PROBLEM TO SOLVE: Scan the data for lines with "JSON" and report the count by itself.

─── DATA SUPPLIED ───

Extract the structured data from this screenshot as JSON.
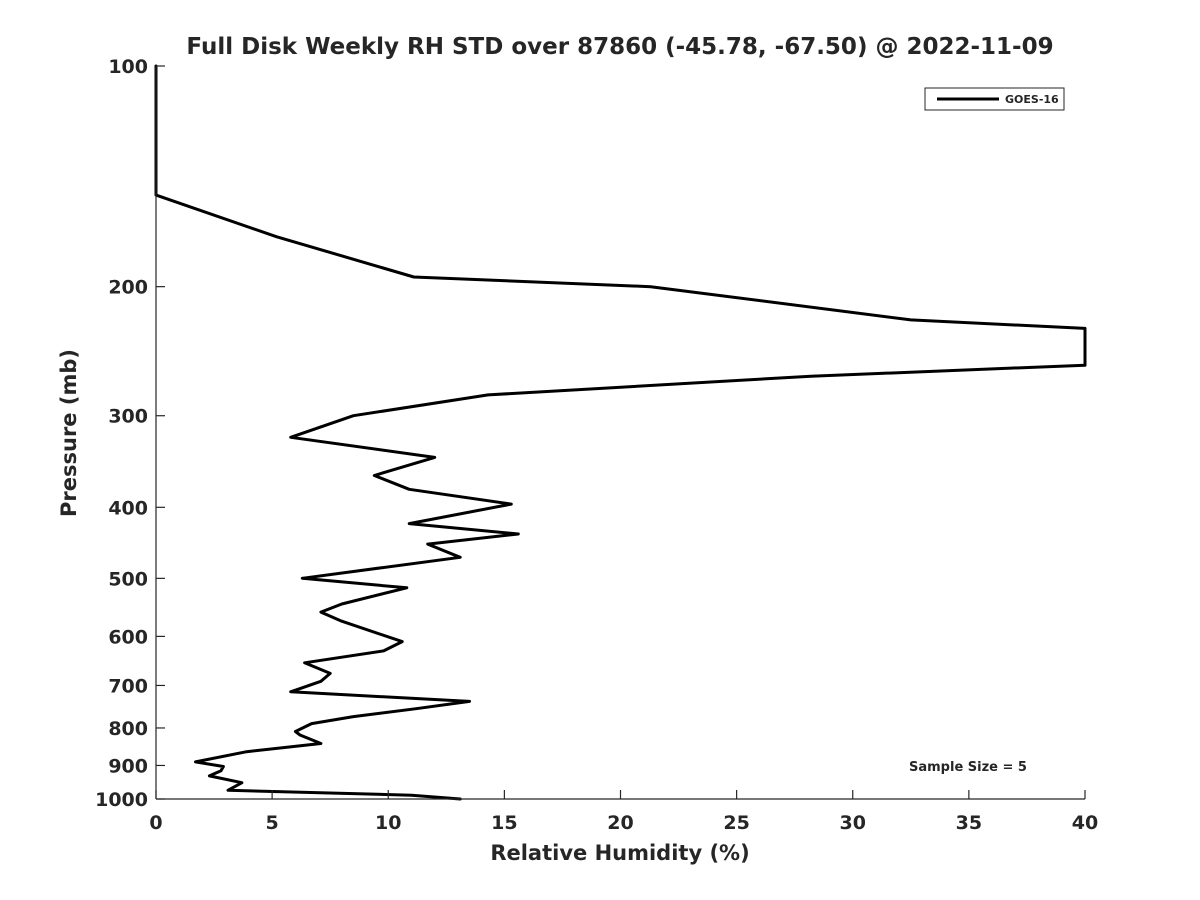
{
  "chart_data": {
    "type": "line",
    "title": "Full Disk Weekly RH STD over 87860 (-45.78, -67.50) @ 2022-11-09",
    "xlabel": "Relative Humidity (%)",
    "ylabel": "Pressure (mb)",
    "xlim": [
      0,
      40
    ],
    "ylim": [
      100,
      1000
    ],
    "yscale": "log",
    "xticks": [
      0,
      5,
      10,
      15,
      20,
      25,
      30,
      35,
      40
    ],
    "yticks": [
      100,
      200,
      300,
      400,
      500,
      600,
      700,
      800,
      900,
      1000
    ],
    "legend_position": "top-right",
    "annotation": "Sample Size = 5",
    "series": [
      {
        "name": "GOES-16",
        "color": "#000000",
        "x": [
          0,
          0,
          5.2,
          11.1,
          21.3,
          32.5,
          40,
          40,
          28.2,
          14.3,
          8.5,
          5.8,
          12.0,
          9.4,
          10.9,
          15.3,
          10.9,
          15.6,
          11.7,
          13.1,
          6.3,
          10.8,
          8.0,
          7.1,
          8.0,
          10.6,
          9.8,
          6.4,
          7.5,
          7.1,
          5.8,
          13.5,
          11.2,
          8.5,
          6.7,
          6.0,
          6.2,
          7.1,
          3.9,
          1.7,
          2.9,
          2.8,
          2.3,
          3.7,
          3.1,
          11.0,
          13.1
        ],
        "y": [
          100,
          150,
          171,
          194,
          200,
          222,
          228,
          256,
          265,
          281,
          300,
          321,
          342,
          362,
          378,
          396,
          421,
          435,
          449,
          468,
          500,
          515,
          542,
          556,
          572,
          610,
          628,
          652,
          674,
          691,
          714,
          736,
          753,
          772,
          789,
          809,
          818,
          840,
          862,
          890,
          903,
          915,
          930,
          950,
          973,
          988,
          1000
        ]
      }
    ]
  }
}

───
─── DATA SUPPLIED ───

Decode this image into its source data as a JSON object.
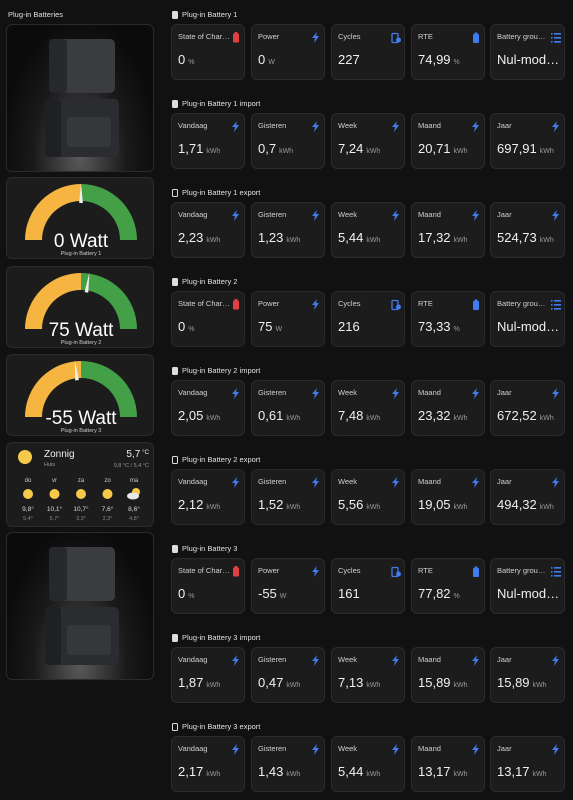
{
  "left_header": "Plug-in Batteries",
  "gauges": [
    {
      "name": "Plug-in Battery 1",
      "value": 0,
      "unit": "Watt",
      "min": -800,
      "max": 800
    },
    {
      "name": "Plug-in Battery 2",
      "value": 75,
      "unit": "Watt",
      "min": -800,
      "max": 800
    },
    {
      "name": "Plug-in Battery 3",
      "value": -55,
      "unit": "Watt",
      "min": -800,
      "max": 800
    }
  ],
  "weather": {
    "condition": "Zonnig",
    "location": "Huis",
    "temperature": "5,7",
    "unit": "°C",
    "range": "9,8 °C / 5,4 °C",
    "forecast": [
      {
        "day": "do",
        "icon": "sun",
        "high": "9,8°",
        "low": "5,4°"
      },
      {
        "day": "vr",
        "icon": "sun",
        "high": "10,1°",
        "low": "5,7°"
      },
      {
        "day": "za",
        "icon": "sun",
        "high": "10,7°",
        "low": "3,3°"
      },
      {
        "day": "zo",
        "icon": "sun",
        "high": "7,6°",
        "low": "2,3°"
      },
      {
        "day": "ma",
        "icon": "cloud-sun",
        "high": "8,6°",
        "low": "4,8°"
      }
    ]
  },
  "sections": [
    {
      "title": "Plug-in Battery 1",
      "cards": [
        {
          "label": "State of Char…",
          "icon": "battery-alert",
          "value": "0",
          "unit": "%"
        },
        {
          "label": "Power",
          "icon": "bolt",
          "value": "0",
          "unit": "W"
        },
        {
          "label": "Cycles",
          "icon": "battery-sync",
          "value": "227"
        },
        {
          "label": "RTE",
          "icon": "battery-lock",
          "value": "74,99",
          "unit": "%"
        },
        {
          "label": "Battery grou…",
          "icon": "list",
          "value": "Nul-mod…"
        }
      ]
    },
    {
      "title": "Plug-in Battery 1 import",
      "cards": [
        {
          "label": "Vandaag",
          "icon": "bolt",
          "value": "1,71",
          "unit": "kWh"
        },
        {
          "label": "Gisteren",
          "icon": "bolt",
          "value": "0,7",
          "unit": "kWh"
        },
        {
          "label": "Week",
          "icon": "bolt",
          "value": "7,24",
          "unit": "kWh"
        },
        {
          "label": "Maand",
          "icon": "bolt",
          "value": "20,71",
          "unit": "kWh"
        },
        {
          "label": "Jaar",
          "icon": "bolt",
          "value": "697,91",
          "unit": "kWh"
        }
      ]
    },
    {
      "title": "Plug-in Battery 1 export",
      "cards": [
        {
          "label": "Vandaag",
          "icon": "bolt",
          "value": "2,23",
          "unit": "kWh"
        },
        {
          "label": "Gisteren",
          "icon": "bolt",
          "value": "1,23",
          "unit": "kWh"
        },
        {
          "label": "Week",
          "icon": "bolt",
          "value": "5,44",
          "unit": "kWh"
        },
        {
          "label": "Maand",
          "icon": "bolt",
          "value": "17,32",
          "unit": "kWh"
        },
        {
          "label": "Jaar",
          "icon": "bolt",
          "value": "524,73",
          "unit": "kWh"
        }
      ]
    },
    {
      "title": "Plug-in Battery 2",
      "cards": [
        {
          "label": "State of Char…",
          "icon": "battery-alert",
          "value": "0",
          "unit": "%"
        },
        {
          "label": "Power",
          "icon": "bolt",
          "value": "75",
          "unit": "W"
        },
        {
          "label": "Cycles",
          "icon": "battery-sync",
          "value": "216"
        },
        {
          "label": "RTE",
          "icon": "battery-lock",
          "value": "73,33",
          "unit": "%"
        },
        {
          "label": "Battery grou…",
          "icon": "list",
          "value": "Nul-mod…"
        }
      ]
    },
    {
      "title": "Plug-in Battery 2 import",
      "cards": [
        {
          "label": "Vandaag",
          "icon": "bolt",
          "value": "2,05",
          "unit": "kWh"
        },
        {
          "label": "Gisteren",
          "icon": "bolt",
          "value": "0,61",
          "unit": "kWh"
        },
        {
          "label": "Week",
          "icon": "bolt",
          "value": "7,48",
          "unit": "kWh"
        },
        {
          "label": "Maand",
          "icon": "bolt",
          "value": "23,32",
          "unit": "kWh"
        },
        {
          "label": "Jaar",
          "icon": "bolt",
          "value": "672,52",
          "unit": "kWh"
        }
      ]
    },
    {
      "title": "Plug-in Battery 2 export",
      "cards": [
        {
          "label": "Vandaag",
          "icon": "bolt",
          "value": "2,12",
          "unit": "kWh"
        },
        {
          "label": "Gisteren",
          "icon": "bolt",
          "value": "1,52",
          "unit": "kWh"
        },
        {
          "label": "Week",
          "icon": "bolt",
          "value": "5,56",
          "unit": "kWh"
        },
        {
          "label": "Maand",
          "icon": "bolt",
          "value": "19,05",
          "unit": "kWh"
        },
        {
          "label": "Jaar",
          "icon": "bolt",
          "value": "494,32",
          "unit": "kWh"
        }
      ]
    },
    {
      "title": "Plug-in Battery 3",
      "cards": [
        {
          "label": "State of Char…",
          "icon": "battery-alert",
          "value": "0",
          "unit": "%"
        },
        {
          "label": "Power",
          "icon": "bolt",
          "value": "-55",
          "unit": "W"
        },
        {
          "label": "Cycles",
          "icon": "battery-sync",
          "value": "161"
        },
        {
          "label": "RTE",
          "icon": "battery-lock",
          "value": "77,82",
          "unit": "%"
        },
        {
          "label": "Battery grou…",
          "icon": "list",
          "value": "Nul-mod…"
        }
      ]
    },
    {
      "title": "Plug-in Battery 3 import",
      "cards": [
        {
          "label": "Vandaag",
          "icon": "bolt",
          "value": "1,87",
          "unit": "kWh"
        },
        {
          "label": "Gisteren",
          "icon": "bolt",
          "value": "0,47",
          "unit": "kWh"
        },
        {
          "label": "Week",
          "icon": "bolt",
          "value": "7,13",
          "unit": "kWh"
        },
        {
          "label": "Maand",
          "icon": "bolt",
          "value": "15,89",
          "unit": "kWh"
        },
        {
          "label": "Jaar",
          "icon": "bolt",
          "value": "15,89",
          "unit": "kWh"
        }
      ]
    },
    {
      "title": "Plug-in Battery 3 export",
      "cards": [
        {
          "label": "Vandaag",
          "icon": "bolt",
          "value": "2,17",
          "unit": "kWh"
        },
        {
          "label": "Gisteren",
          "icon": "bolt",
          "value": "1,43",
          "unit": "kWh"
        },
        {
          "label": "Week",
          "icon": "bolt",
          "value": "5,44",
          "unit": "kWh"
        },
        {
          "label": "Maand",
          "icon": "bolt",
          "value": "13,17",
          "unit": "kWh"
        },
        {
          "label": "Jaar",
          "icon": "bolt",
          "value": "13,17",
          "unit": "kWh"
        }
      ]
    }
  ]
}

───
─── DATA SUPPLIED ───

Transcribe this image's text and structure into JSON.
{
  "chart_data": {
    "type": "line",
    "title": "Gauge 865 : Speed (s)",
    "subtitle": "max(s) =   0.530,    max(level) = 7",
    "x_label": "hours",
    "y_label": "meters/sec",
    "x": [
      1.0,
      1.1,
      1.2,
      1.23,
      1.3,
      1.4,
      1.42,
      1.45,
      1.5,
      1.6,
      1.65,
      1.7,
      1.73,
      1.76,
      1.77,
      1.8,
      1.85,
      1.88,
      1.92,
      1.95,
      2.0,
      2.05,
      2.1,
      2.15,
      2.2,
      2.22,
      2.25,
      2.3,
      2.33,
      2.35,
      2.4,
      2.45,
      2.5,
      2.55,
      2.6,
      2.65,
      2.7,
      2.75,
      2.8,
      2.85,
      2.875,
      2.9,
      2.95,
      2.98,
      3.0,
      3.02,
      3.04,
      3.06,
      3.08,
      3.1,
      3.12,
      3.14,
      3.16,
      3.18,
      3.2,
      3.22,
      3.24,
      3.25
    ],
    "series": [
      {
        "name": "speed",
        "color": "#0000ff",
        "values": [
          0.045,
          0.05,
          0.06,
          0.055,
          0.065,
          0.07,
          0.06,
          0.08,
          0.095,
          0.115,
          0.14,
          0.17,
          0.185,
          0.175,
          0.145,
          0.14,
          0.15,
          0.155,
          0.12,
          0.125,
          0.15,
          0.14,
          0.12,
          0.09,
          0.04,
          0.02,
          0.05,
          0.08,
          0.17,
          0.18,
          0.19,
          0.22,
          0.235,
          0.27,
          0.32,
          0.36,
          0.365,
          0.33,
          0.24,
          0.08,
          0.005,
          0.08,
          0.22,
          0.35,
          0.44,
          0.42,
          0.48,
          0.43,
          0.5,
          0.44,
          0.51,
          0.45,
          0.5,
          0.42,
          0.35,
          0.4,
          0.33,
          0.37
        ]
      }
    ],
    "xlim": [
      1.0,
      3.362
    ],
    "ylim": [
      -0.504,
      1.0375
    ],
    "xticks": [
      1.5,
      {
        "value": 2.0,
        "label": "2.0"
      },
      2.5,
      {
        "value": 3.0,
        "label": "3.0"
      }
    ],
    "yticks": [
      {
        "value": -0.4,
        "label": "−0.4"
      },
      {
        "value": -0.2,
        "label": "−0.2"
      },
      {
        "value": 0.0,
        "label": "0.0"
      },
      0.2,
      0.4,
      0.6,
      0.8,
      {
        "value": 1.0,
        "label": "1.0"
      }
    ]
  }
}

───

WORKED ANSWER: 3